#### [Stored data]
::::::::

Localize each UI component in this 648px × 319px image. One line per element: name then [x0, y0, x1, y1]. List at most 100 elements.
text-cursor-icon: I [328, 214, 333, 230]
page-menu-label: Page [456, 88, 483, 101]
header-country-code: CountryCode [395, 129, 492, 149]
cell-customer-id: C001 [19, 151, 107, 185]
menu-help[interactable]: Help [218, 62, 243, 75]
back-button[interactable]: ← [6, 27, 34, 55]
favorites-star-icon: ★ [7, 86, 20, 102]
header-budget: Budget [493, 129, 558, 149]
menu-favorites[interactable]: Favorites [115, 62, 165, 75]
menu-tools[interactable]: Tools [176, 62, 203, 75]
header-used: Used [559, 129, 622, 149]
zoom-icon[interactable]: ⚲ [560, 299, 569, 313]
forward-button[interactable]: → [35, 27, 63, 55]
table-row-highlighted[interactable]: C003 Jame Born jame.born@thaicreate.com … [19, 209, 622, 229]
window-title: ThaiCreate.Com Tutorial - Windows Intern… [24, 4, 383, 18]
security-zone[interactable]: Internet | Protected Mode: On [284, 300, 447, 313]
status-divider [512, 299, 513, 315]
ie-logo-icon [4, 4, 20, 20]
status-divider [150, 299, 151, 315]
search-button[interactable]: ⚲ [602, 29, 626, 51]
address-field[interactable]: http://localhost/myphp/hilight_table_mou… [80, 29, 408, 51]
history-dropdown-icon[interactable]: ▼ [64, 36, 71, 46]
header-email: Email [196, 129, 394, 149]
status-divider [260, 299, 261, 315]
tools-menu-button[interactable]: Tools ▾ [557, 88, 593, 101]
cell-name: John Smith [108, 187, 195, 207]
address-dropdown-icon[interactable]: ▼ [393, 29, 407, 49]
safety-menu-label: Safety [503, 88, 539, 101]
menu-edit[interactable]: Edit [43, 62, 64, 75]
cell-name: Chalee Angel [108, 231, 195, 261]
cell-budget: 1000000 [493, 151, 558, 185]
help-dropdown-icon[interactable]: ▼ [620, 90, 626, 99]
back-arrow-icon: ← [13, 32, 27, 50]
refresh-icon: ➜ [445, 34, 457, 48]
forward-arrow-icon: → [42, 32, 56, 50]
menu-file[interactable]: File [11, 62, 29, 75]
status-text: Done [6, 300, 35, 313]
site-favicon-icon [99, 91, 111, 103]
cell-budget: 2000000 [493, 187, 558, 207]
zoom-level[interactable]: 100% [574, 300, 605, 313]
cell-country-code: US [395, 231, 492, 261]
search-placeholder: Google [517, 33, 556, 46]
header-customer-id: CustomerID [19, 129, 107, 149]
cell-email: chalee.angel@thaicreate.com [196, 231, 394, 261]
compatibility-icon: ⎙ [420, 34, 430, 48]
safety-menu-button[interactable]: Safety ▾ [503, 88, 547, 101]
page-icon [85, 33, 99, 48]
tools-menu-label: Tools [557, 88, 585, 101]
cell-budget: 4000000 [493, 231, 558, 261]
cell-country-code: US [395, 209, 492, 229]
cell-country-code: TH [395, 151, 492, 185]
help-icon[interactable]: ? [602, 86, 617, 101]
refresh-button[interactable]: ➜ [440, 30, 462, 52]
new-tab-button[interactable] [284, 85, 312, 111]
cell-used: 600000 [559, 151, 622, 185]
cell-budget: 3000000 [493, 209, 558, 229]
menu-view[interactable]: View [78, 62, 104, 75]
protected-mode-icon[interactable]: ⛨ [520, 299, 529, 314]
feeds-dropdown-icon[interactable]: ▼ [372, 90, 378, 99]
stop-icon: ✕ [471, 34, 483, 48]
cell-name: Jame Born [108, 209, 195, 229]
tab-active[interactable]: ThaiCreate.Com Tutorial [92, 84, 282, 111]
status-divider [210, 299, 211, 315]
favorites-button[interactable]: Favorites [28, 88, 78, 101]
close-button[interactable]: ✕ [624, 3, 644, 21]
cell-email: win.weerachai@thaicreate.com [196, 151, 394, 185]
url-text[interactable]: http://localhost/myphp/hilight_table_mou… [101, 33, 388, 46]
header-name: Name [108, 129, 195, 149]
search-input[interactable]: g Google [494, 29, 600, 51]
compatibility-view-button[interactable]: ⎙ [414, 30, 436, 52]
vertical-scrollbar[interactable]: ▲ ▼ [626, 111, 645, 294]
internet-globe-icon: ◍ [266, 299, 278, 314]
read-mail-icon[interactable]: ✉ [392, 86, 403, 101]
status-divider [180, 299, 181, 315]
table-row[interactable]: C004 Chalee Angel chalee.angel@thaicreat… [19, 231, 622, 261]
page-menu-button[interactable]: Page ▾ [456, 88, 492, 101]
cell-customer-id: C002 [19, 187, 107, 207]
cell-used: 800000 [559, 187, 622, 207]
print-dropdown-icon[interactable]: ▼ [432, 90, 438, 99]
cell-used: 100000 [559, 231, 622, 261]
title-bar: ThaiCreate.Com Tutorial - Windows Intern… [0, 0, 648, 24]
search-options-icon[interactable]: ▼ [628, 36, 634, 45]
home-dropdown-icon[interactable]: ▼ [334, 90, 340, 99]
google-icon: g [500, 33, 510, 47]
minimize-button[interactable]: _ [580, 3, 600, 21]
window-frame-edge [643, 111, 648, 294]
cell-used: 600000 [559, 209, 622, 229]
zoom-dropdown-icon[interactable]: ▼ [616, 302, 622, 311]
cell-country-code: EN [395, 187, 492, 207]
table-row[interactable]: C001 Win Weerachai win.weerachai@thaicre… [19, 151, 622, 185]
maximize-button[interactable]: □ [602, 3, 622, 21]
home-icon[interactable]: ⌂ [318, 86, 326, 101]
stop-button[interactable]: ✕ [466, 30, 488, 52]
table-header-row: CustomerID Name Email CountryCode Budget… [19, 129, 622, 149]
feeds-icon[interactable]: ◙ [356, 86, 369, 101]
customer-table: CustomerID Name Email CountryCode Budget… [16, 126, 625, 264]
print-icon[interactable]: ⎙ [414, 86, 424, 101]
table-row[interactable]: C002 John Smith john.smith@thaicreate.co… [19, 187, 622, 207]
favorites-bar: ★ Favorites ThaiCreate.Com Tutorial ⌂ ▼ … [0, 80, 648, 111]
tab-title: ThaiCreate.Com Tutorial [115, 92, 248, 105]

::::::::

#### [The exercise]
Write out the material again, substituting "status-separator" for every occurrence of "status-divider" and changing nothing else.

#### [Solution to this exercise]
Localize each UI component in this 648px × 319px image. One line per element: name then [x0, y0, x1, y1]. List at most 100 elements.
text-cursor-icon: I [328, 214, 333, 230]
page-menu-label: Page [456, 88, 483, 101]
header-country-code: CountryCode [395, 129, 492, 149]
cell-customer-id: C001 [19, 151, 107, 185]
menu-help[interactable]: Help [218, 62, 243, 75]
back-button[interactable]: ← [6, 27, 34, 55]
favorites-star-icon: ★ [7, 86, 20, 102]
header-budget: Budget [493, 129, 558, 149]
menu-favorites[interactable]: Favorites [115, 62, 165, 75]
menu-tools[interactable]: Tools [176, 62, 203, 75]
header-used: Used [559, 129, 622, 149]
zoom-icon[interactable]: ⚲ [560, 299, 569, 313]
forward-button[interactable]: → [35, 27, 63, 55]
table-row-highlighted[interactable]: C003 Jame Born jame.born@thaicreate.com … [19, 209, 622, 229]
window-title: ThaiCreate.Com Tutorial - Windows Intern… [24, 4, 383, 18]
security-zone[interactable]: Internet | Protected Mode: On [284, 300, 447, 313]
status-separator [512, 299, 513, 315]
ie-logo-icon [4, 4, 20, 20]
status-separator [150, 299, 151, 315]
search-button[interactable]: ⚲ [602, 29, 626, 51]
address-field[interactable]: http://localhost/myphp/hilight_table_mou… [80, 29, 408, 51]
history-dropdown-icon[interactable]: ▼ [64, 36, 71, 46]
header-email: Email [196, 129, 394, 149]
status-separator [260, 299, 261, 315]
tools-menu-button[interactable]: Tools ▾ [557, 88, 593, 101]
cell-name: John Smith [108, 187, 195, 207]
address-dropdown-icon[interactable]: ▼ [393, 29, 407, 49]
safety-menu-label: Safety [503, 88, 539, 101]
menu-edit[interactable]: Edit [43, 62, 64, 75]
cell-name: Chalee Angel [108, 231, 195, 261]
cell-budget: 1000000 [493, 151, 558, 185]
help-dropdown-icon[interactable]: ▼ [620, 90, 626, 99]
back-arrow-icon: ← [13, 32, 27, 50]
refresh-icon: ➜ [445, 34, 457, 48]
forward-arrow-icon: → [42, 32, 56, 50]
menu-file[interactable]: File [11, 62, 29, 75]
status-text: Done [6, 300, 35, 313]
site-favicon-icon [99, 91, 111, 103]
cell-budget: 2000000 [493, 187, 558, 207]
zoom-level[interactable]: 100% [574, 300, 605, 313]
cell-country-code: US [395, 231, 492, 261]
search-placeholder: Google [517, 33, 556, 46]
header-customer-id: CustomerID [19, 129, 107, 149]
cell-email: chalee.angel@thaicreate.com [196, 231, 394, 261]
compatibility-icon: ⎙ [420, 34, 430, 48]
safety-menu-button[interactable]: Safety ▾ [503, 88, 547, 101]
page-icon [85, 33, 99, 48]
tools-menu-label: Tools [557, 88, 585, 101]
cell-budget: 4000000 [493, 231, 558, 261]
cell-country-code: US [395, 209, 492, 229]
cell-country-code: TH [395, 151, 492, 185]
help-icon[interactable]: ? [602, 86, 617, 101]
refresh-button[interactable]: ➜ [440, 30, 462, 52]
new-tab-button[interactable] [284, 85, 312, 111]
cell-used: 600000 [559, 151, 622, 185]
cell-budget: 3000000 [493, 209, 558, 229]
menu-view[interactable]: View [78, 62, 104, 75]
protected-mode-icon[interactable]: ⛨ [520, 299, 529, 314]
feeds-dropdown-icon[interactable]: ▼ [372, 90, 378, 99]
stop-icon: ✕ [471, 34, 483, 48]
cell-name: Jame Born [108, 209, 195, 229]
tab-active[interactable]: ThaiCreate.Com Tutorial [92, 84, 282, 111]
status-separator [210, 299, 211, 315]
favorites-button[interactable]: Favorites [28, 88, 78, 101]
close-button[interactable]: ✕ [624, 3, 644, 21]
cell-email: win.weerachai@thaicreate.com [196, 151, 394, 185]
url-text[interactable]: http://localhost/myphp/hilight_table_mou… [101, 33, 388, 46]
header-name: Name [108, 129, 195, 149]
search-input[interactable]: g Google [494, 29, 600, 51]
compatibility-view-button[interactable]: ⎙ [414, 30, 436, 52]
vertical-scrollbar[interactable]: ▲ ▼ [626, 111, 645, 294]
internet-globe-icon: ◍ [266, 299, 278, 314]
read-mail-icon[interactable]: ✉ [392, 86, 403, 101]
status-separator [180, 299, 181, 315]
table-row[interactable]: C004 Chalee Angel chalee.angel@thaicreat… [19, 231, 622, 261]
page-menu-button[interactable]: Page ▾ [456, 88, 492, 101]
cell-customer-id: C002 [19, 187, 107, 207]
cell-used: 800000 [559, 187, 622, 207]
print-dropdown-icon[interactable]: ▼ [432, 90, 438, 99]
cell-used: 100000 [559, 231, 622, 261]
title-bar: ThaiCreate.Com Tutorial - Windows Intern… [0, 0, 648, 24]
search-options-icon[interactable]: ▼ [628, 36, 634, 45]
home-dropdown-icon[interactable]: ▼ [334, 90, 340, 99]
google-icon: g [500, 33, 510, 47]
minimize-button[interactable]: _ [580, 3, 600, 21]
window-frame-edge [643, 111, 648, 294]
cell-used: 600000 [559, 209, 622, 229]
zoom-dropdown-icon[interactable]: ▼ [616, 302, 622, 311]
cell-country-code: EN [395, 187, 492, 207]
table-row[interactable]: C001 Win Weerachai win.weerachai@thaicre… [19, 151, 622, 185]
maximize-button[interactable]: □ [602, 3, 622, 21]
home-icon[interactable]: ⌂ [318, 86, 326, 101]
stop-button[interactable]: ✕ [466, 30, 488, 52]
table-header-row: CustomerID Name Email CountryCode Budget… [19, 129, 622, 149]
feeds-icon[interactable]: ◙ [356, 86, 369, 101]
customer-table: CustomerID Name Email CountryCode Budget… [16, 126, 625, 264]
print-icon[interactable]: ⎙ [414, 86, 424, 101]
table-row[interactable]: C002 John Smith john.smith@thaicreate.co… [19, 187, 622, 207]
favorites-bar: ★ Favorites ThaiCreate.Com Tutorial ⌂ ▼ … [0, 80, 648, 111]
tab-title: ThaiCreate.Com Tutorial [115, 92, 248, 105]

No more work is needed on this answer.